(Stored dataset items)

___

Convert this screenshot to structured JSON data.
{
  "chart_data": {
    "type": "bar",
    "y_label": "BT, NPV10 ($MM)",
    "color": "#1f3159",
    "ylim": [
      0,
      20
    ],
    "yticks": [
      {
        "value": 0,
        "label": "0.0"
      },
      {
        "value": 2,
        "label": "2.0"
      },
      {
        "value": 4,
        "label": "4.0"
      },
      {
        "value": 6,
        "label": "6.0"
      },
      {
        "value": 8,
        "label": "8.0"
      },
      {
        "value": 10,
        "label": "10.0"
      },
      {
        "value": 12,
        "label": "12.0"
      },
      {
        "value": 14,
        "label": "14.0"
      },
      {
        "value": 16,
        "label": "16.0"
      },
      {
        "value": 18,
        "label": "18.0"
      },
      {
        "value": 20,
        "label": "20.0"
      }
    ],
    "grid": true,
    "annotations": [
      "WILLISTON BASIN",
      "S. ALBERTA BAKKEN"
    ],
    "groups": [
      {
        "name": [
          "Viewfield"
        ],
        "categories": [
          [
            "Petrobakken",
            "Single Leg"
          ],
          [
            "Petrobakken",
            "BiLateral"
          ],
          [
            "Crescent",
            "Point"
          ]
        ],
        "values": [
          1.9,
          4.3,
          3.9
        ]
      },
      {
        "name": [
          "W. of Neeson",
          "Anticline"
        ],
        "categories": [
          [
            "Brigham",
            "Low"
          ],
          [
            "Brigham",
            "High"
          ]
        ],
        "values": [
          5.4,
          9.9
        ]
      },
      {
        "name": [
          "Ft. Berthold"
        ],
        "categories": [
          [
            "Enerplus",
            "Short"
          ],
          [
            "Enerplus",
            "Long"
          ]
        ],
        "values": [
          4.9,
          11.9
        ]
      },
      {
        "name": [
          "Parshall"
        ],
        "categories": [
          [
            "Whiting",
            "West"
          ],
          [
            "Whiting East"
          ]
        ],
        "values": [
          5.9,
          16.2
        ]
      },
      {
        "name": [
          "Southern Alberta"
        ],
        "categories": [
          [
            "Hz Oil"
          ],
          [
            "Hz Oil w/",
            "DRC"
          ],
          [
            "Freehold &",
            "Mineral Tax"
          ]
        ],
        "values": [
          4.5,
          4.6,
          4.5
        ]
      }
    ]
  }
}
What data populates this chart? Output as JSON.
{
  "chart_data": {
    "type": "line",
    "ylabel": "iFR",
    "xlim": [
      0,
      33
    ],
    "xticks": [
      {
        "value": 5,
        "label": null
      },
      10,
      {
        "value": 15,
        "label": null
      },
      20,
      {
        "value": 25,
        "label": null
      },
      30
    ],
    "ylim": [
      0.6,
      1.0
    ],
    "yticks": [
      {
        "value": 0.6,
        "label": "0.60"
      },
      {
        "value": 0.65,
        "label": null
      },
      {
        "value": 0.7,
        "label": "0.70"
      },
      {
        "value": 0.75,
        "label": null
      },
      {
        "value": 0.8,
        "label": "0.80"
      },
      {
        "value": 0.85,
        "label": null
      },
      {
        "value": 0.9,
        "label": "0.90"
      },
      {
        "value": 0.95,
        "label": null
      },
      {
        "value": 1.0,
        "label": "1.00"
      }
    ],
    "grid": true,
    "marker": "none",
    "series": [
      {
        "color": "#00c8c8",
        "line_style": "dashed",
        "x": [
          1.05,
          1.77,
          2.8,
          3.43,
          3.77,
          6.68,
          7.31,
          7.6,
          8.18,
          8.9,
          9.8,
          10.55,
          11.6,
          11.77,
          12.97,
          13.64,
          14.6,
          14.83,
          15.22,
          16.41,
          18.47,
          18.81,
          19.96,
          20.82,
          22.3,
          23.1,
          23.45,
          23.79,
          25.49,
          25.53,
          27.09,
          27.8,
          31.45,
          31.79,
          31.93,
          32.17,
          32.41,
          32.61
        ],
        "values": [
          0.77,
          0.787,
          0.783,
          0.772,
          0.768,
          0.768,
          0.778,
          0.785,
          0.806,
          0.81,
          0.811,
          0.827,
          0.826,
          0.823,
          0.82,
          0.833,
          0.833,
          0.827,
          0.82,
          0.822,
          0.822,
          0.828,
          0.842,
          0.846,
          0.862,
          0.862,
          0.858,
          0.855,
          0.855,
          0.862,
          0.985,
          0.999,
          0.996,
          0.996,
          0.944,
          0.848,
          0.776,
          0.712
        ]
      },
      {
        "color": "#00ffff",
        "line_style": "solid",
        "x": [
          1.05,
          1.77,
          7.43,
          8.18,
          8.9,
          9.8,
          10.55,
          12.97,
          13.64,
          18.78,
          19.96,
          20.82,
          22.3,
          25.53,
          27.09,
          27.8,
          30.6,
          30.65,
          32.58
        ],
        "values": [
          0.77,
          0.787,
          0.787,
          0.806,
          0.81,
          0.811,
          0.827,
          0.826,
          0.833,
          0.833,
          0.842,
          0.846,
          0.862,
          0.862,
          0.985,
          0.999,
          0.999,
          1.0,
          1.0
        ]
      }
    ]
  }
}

___

● **AIM**: Output the whole listing above again, word for word.

● **IN RESPONSE**:
Convert this screenshot to structured JSON data.
{
  "chart_data": {
    "type": "bar",
    "y_label": "BT, NPV10 ($MM)",
    "color": "#1f3159",
    "ylim": [
      0,
      20
    ],
    "yticks": [
      {
        "value": 0,
        "label": "0.0"
      },
      {
        "value": 2,
        "label": "2.0"
      },
      {
        "value": 4,
        "label": "4.0"
      },
      {
        "value": 6,
        "label": "6.0"
      },
      {
        "value": 8,
        "label": "8.0"
      },
      {
        "value": 10,
        "label": "10.0"
      },
      {
        "value": 12,
        "label": "12.0"
      },
      {
        "value": 14,
        "label": "14.0"
      },
      {
        "value": 16,
        "label": "16.0"
      },
      {
        "value": 18,
        "label": "18.0"
      },
      {
        "value": 20,
        "label": "20.0"
      }
    ],
    "grid": true,
    "annotations": [
      "WILLISTON BASIN",
      "S. ALBERTA BAKKEN"
    ],
    "groups": [
      {
        "name": [
          "Viewfield"
        ],
        "categories": [
          [
            "Petrobakken",
            "Single Leg"
          ],
          [
            "Petrobakken",
            "BiLateral"
          ],
          [
            "Crescent",
            "Point"
          ]
        ],
        "values": [
          1.9,
          4.3,
          3.9
        ]
      },
      {
        "name": [
          "W. of Neeson",
          "Anticline"
        ],
        "categories": [
          [
            "Brigham",
            "Low"
          ],
          [
            "Brigham",
            "High"
          ]
        ],
        "values": [
          5.4,
          9.9
        ]
      },
      {
        "name": [
          "Ft. Berthold"
        ],
        "categories": [
          [
            "Enerplus",
            "Short"
          ],
          [
            "Enerplus",
            "Long"
          ]
        ],
        "values": [
          4.9,
          11.9
        ]
      },
      {
        "name": [
          "Parshall"
        ],
        "categories": [
          [
            "Whiting",
            "West"
          ],
          [
            "Whiting East"
          ]
        ],
        "values": [
          5.9,
          16.2
        ]
      },
      {
        "name": [
          "Southern Alberta"
        ],
        "categories": [
          [
            "Hz Oil"
          ],
          [
            "Hz Oil w/",
            "DRC"
          ],
          [
            "Freehold &",
            "Mineral Tax"
          ]
        ],
        "values": [
          4.5,
          4.6,
          4.5
        ]
      }
    ]
  }
}
What data populates this chart? Output as JSON.
{
  "chart_data": {
    "type": "line",
    "ylabel": "iFR",
    "xlim": [
      0,
      33
    ],
    "xticks": [
      {
        "value": 5,
        "label": null
      },
      10,
      {
        "value": 15,
        "label": null
      },
      20,
      {
        "value": 25,
        "label": null
      },
      30
    ],
    "ylim": [
      0.6,
      1.0
    ],
    "yticks": [
      {
        "value": 0.6,
        "label": "0.60"
      },
      {
        "value": 0.65,
        "label": null
      },
      {
        "value": 0.7,
        "label": "0.70"
      },
      {
        "value": 0.75,
        "label": null
      },
      {
        "value": 0.8,
        "label": "0.80"
      },
      {
        "value": 0.85,
        "label": null
      },
      {
        "value": 0.9,
        "label": "0.90"
      },
      {
        "value": 0.95,
        "label": null
      },
      {
        "value": 1.0,
        "label": "1.00"
      }
    ],
    "grid": true,
    "marker": "none",
    "series": [
      {
        "color": "#00c8c8",
        "line_style": "dashed",
        "x": [
          1.05,
          1.77,
          2.8,
          3.43,
          3.77,
          6.68,
          7.31,
          7.6,
          8.18,
          8.9,
          9.8,
          10.55,
          11.6,
          11.77,
          12.97,
          13.64,
          14.6,
          14.83,
          15.22,
          16.41,
          18.47,
          18.81,
          19.96,
          20.82,
          22.3,
          23.1,
          23.45,
          23.79,
          25.49,
          25.53,
          27.09,
          27.8,
          31.45,
          31.79,
          31.93,
          32.17,
          32.41,
          32.61
        ],
        "values": [
          0.77,
          0.787,
          0.783,
          0.772,
          0.768,
          0.768,
          0.778,
          0.785,
          0.806,
          0.81,
          0.811,
          0.827,
          0.826,
          0.823,
          0.82,
          0.833,
          0.833,
          0.827,
          0.82,
          0.822,
          0.822,
          0.828,
          0.842,
          0.846,
          0.862,
          0.862,
          0.858,
          0.855,
          0.855,
          0.862,
          0.985,
          0.999,
          0.996,
          0.996,
          0.944,
          0.848,
          0.776,
          0.712
        ]
      },
      {
        "color": "#00ffff",
        "line_style": "solid",
        "x": [
          1.05,
          1.77,
          7.43,
          8.18,
          8.9,
          9.8,
          10.55,
          12.97,
          13.64,
          18.78,
          19.96,
          20.82,
          22.3,
          25.53,
          27.09,
          27.8,
          30.6,
          30.65,
          32.58
        ],
        "values": [
          0.77,
          0.787,
          0.787,
          0.806,
          0.81,
          0.811,
          0.827,
          0.826,
          0.833,
          0.833,
          0.842,
          0.846,
          0.862,
          0.862,
          0.985,
          0.999,
          0.999,
          1.0,
          1.0
        ]
      }
    ]
  }
}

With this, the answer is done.